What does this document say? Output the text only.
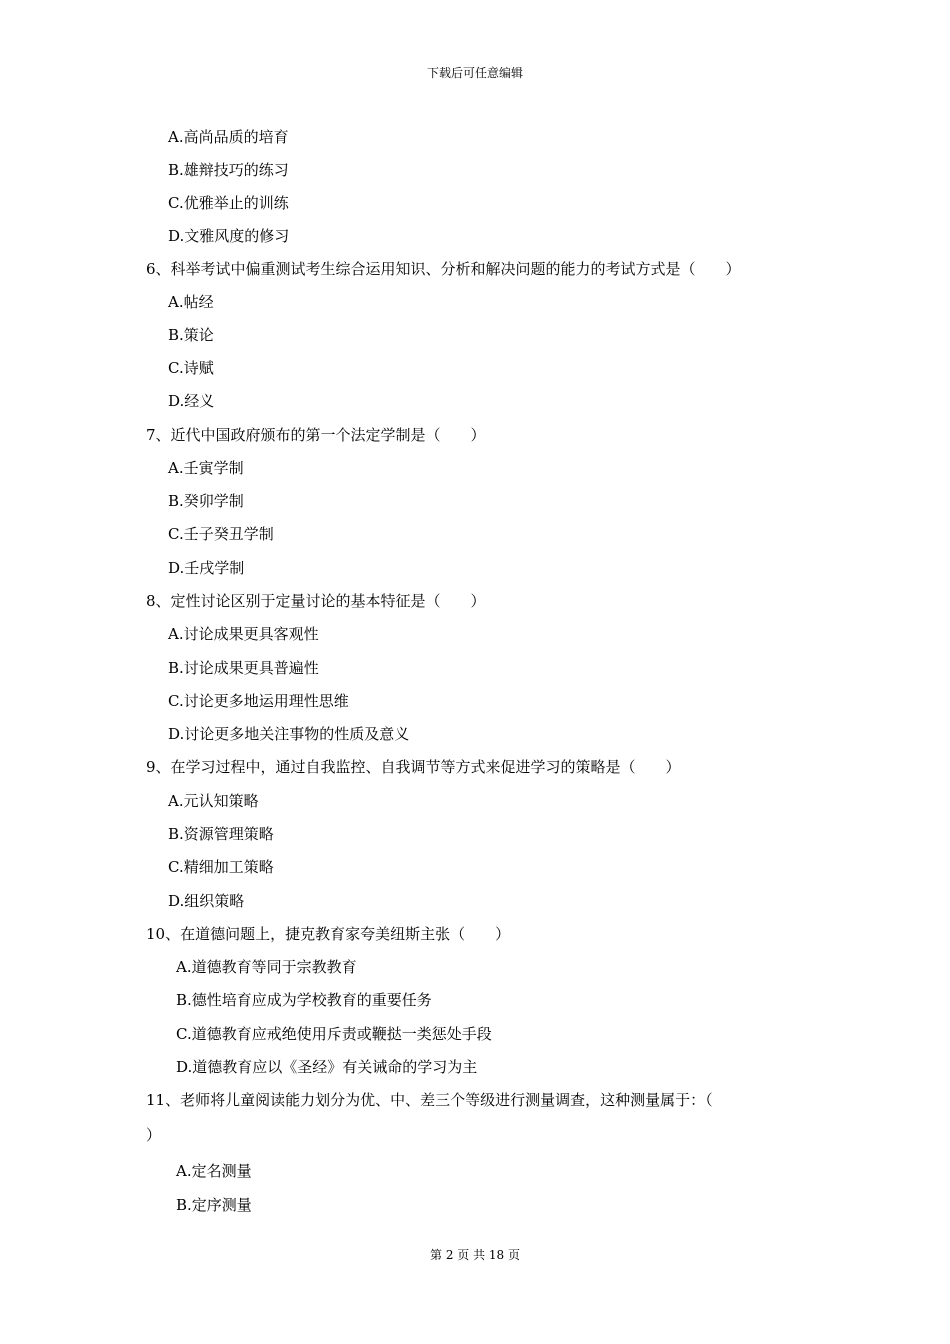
下载后可任意编辑
A.高尚品质的培育
B.雄辩技巧的练习
C.优雅举止的训练
D.文雅风度的修习
6、科举考试中偏重测试考生综合运用知识、分析和解决问题的能力的考试方式是（　　）
A.帖经
B.策论
C.诗赋
D.经义
7、近代中国政府颁布的第一个法定学制是（　　）
A.壬寅学制
B.癸卯学制
C.壬子癸丑学制
D.壬戌学制
8、定性讨论区别于定量讨论的基本特征是（　　）
A.讨论成果更具客观性
B.讨论成果更具普遍性
C.讨论更多地运用理性思维
D.讨论更多地关注事物的性质及意义
9、在学习过程中，通过自我监控、自我调节等方式来促进学习的策略是（　　）
A.元认知策略
B.资源管理策略
C.精细加工策略
D.组织策略
10、在道德问题上，捷克教育家夸美纽斯主张（　　）
A.道德教育等同于宗教教育
B.德性培育应成为学校教育的重要任务
C.道德教育应戒绝使用斥责或鞭挞一类惩处手段
D.道德教育应以《圣经》有关诫命的学习为主
11、老师将儿童阅读能力划分为优、中、差三个等级进行测量调查，这种测量属于：（
）
A.定名测量
B.定序测量
第 2 页 共 18 页
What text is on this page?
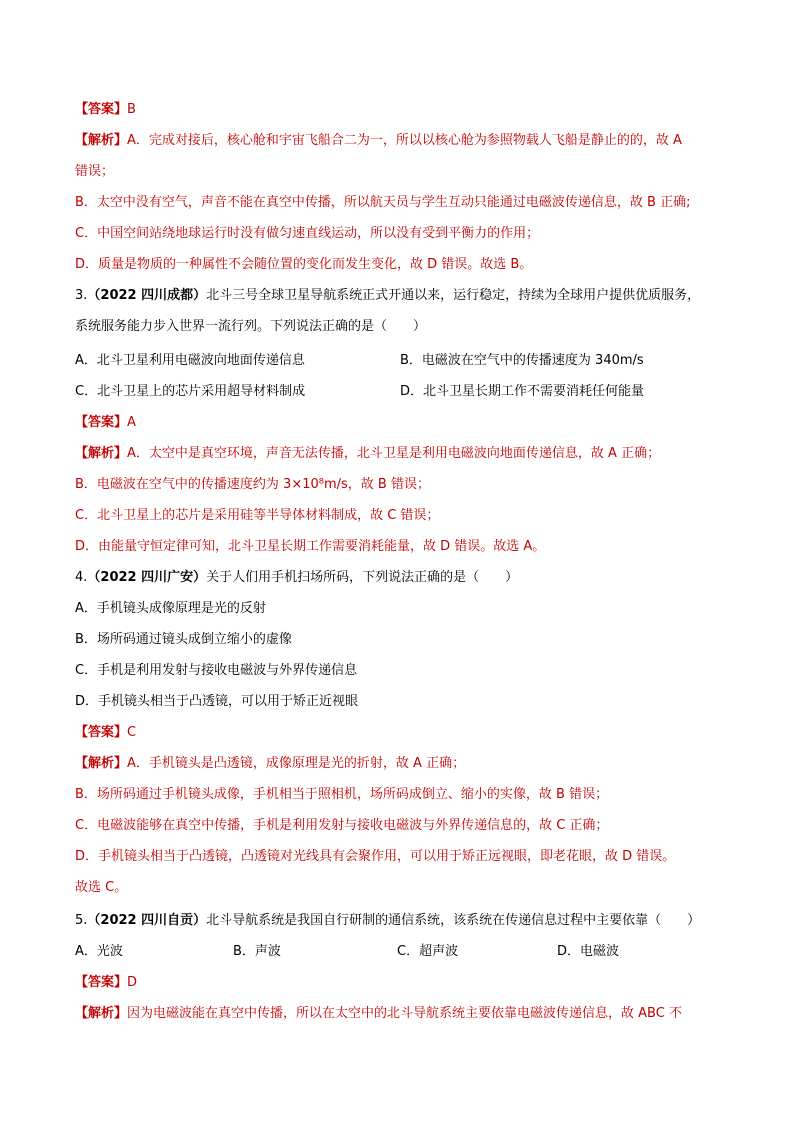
【答案】B
【解析】A．完成对接后，核心舱和宇宙飞船合二为一，所以以核心舱为参照物载人飞船是静止的的，故 A
错误；
B．太空中没有空气，声音不能在真空中传播，所以航天员与学生互动只能通过电磁波传递信息，故 B 正确;
C．中国空间站绕地球运行时没有做匀速直线运动，所以没有受到平衡力的作用；
D．质量是物质的一种属性不会随位置的变化而发生变化，故 D 错误。故选 B。
3.（2022 四川成都）北斗三号全球卫星导航系统正式开通以来，运行稳定，持续为全球用户提供优质服务，
系统服务能力步入世界一流行列。下列说法正确的是（　　）
A．北斗卫星利用电磁波向地面传递信息	B．电磁波在空气中的传播速度为 340m/s
C．北斗卫星上的芯片采用超导材料制成	D．北斗卫星长期工作不需要消耗任何能量
【答案】A
【解析】A．太空中是真空环境，声音无法传播，北斗卫星是利用电磁波向地面传递信息，故 A 正确；
B．电磁波在空气中的传播速度约为 3×10⁸m/s，故 B 错误；
C．北斗卫星上的芯片是采用硅等半导体材料制成，故 C 错误；
D．由能量守恒定律可知，北斗卫星长期工作需要消耗能量，故 D 错误。故选 A。
4.（2022 四川广安）关于人们用手机扫场所码，下列说法正确的是（　　）
A．手机镜头成像原理是光的反射
B．场所码通过镜头成倒立缩小的虚像
C．手机是利用发射与接收电磁波与外界传递信息
D．手机镜头相当于凸透镜，可以用于矫正近视眼
【答案】C
【解析】A．手机镜头是凸透镜，成像原理是光的折射，故 A 正确；
B．场所码通过手机镜头成像，手机相当于照相机，场所码成倒立、缩小的实像，故 B 错误；
C．电磁波能够在真空中传播，手机是利用发射与接收电磁波与外界传递信息的，故 C 正确；
D．手机镜头相当于凸透镜，凸透镜对光线具有会聚作用，可以用于矫正远视眼，即老花眼，故 D 错误。
故选 C。
5.（2022 四川自贡）北斗导航系统是我国自行研制的通信系统，该系统在传递信息过程中主要依靠（　　）
A．光波	B．声波	C．超声波	D．电磁波
【答案】D
【解析】因为电磁波能在真空中传播，所以在太空中的北斗导航系统主要依靠电磁波传递信息，故 ABC 不
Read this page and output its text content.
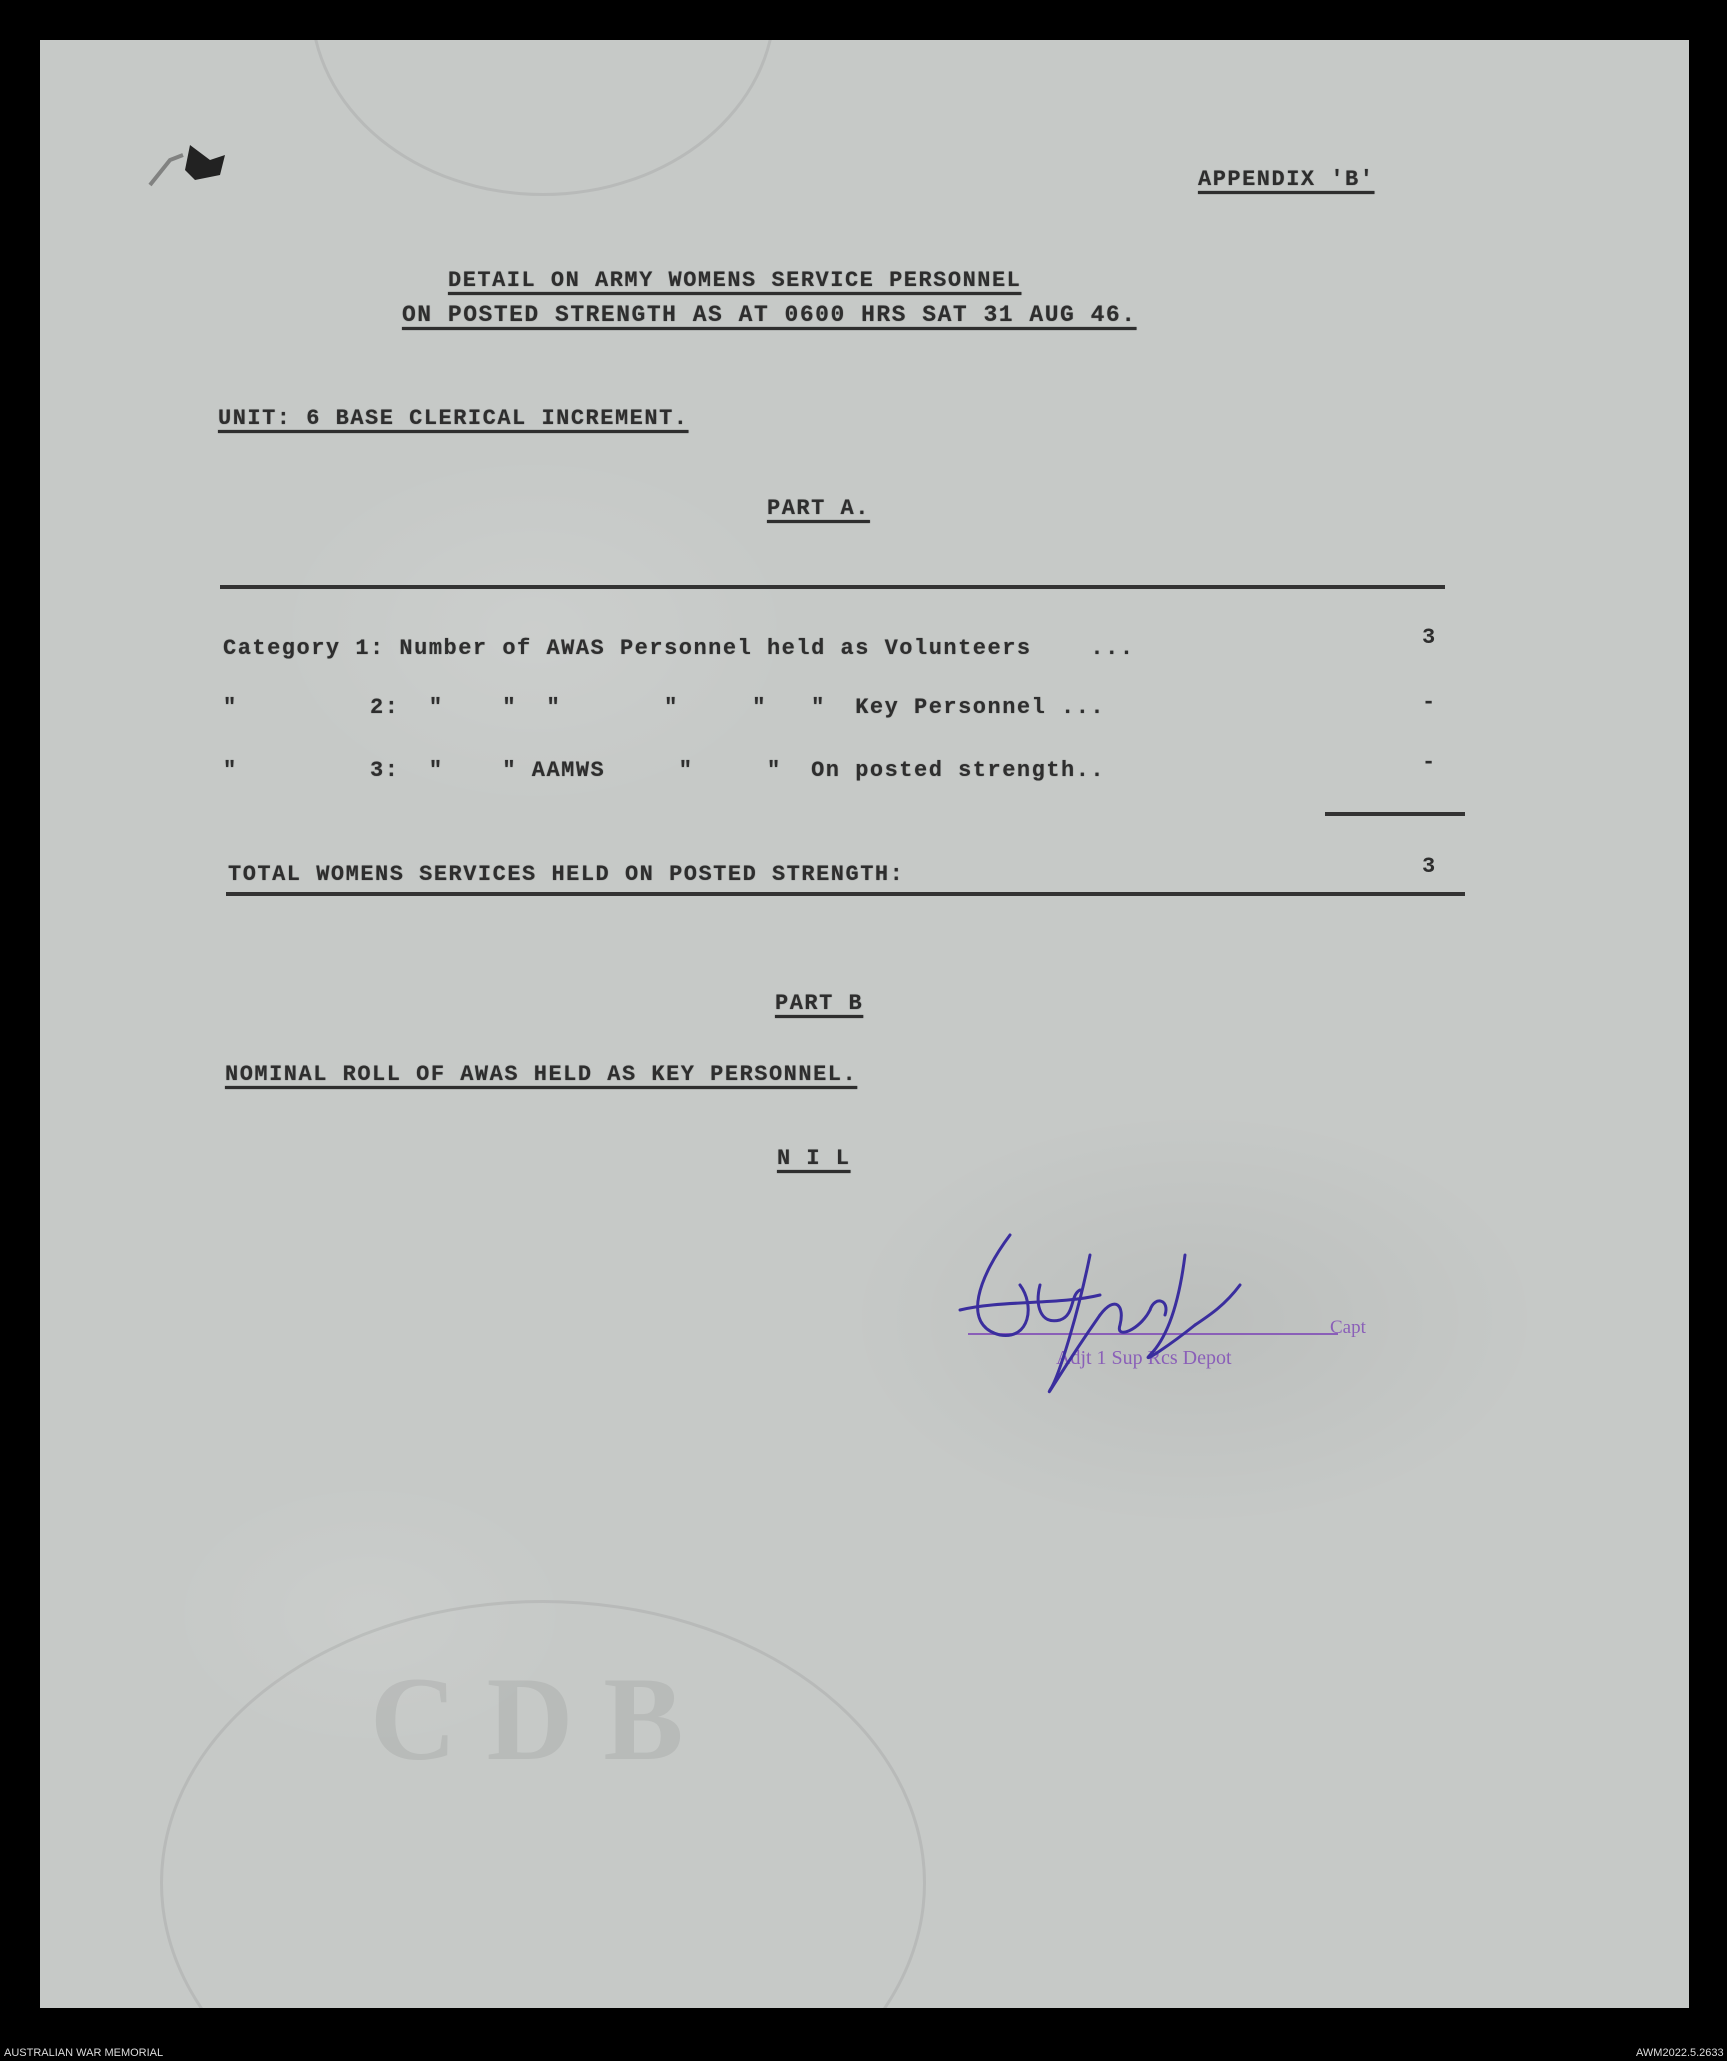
C D B
APPENDIX 'B'
DETAIL ON ARMY WOMENS SERVICE PERSONNEL
ON POSTED STRENGTH AS AT 0600 HRS SAT 31 AUG 46.
UNIT: 6 BASE CLERICAL INCREMENT.
PART A.
Category 1: Number of AWAS Personnel held as Volunteers    ...	3
"         2:  "    "  "       "     "   "  Key Personnel ...	-
"         3:  "    " AAMWS     "     "  On posted strength..	-
TOTAL WOMENS SERVICES HELD ON POSTED STRENGTH:	3
PART B
NOMINAL ROLL OF AWAS HELD AS KEY PERSONNEL.
N I L
Capt
Adjt 1 Sup Rcs Depot
AUSTRALIAN WAR MEMORIAL	AWM2022.5.2633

------------------------

- **TASK PROMPT**: Transcribe each line above verbatim, with the pictures left out.

- **ANSWER TO THIS EXERCISE**:
What does this document say? Output the text only.
下载后可任意编辑
A.高尚品质的培育
B.雄辩技巧的练习
C.优雅举止的训练
D.文雅风度的修习
6、科举考试中偏重测试考生综合运用知识、分析和解决问题的能力的考试方式是（　　）
A.帖经
B.策论
C.诗赋
D.经义
7、近代中国政府颁布的第一个法定学制是（　　）
A.壬寅学制
B.癸卯学制
C.壬子癸丑学制
D.壬戌学制
8、定性讨论区别于定量讨论的基本特征是（　　）
A.讨论成果更具客观性
B.讨论成果更具普遍性
C.讨论更多地运用理性思维
D.讨论更多地关注事物的性质及意义
9、在学习过程中，通过自我监控、自我调节等方式来促进学习的策略是（　　）
A.元认知策略
B.资源管理策略
C.精细加工策略
D.组织策略
10、在道德问题上，捷克教育家夸美纽斯主张（　　）
A.道德教育等同于宗教教育
B.德性培育应成为学校教育的重要任务
C.道德教育应戒绝使用斥责或鞭挞一类惩处手段
D.道德教育应以《圣经》有关诫命的学习为主
11、老师将儿童阅读能力划分为优、中、差三个等级进行测量调查，这种测量属于：（
）
A.定名测量
B.定序测量
第 2 页 共 18 页
What text is on this page?
【答案】B
【解析】A．完成对接后，核心舱和宇宙飞船合二为一，所以以核心舱为参照物载人飞船是静止的的，故 A
错误；
B．太空中没有空气，声音不能在真空中传播，所以航天员与学生互动只能通过电磁波传递信息，故 B 正确;
C．中国空间站绕地球运行时没有做匀速直线运动，所以没有受到平衡力的作用；
D．质量是物质的一种属性不会随位置的变化而发生变化，故 D 错误。故选 B。
3.（2022 四川成都）北斗三号全球卫星导航系统正式开通以来，运行稳定，持续为全球用户提供优质服务，
系统服务能力步入世界一流行列。下列说法正确的是（　　）
A．北斗卫星利用电磁波向地面传递信息	B．电磁波在空气中的传播速度为 340m/s
C．北斗卫星上的芯片采用超导材料制成	D．北斗卫星长期工作不需要消耗任何能量
【答案】A
【解析】A．太空中是真空环境，声音无法传播，北斗卫星是利用电磁波向地面传递信息，故 A 正确；
B．电磁波在空气中的传播速度约为 3×10⁸m/s，故 B 错误；
C．北斗卫星上的芯片是采用硅等半导体材料制成，故 C 错误；
D．由能量守恒定律可知，北斗卫星长期工作需要消耗能量，故 D 错误。故选 A。
4.（2022 四川广安）关于人们用手机扫场所码，下列说法正确的是（　　）
A．手机镜头成像原理是光的反射
B．场所码通过镜头成倒立缩小的虚像
C．手机是利用发射与接收电磁波与外界传递信息
D．手机镜头相当于凸透镜，可以用于矫正近视眼
【答案】C
【解析】A．手机镜头是凸透镜，成像原理是光的折射，故 A 正确；
B．场所码通过手机镜头成像，手机相当于照相机，场所码成倒立、缩小的实像，故 B 错误；
C．电磁波能够在真空中传播，手机是利用发射与接收电磁波与外界传递信息的，故 C 正确；
D．手机镜头相当于凸透镜，凸透镜对光线具有会聚作用，可以用于矫正远视眼，即老花眼，故 D 错误。
故选 C。
5.（2022 四川自贡）北斗导航系统是我国自行研制的通信系统，该系统在传递信息过程中主要依靠（　　）
A．光波	B．声波	C．超声波	D．电磁波
【答案】D
【解析】因为电磁波能在真空中传播，所以在太空中的北斗导航系统主要依靠电磁波传递信息，故 ABC 不
Read this page and output its text content.
C D B
APPENDIX 'B'
DETAIL ON ARMY WOMENS SERVICE PERSONNEL
ON POSTED STRENGTH AS AT 0600 HRS SAT 31 AUG 46.
UNIT: 6 BASE CLERICAL INCREMENT.
PART A.
Category 1: Number of AWAS Personnel held as Volunteers    ...	3
"         2:  "    "  "       "     "   "  Key Personnel ...	-
"         3:  "    " AAMWS     "     "  On posted strength..	-
TOTAL WOMENS SERVICES HELD ON POSTED STRENGTH:	3
PART B
NOMINAL ROLL OF AWAS HELD AS KEY PERSONNEL.
N I L
Capt
Adjt 1 Sup Rcs Depot
AUSTRALIAN WAR MEMORIAL	AWM2022.5.2633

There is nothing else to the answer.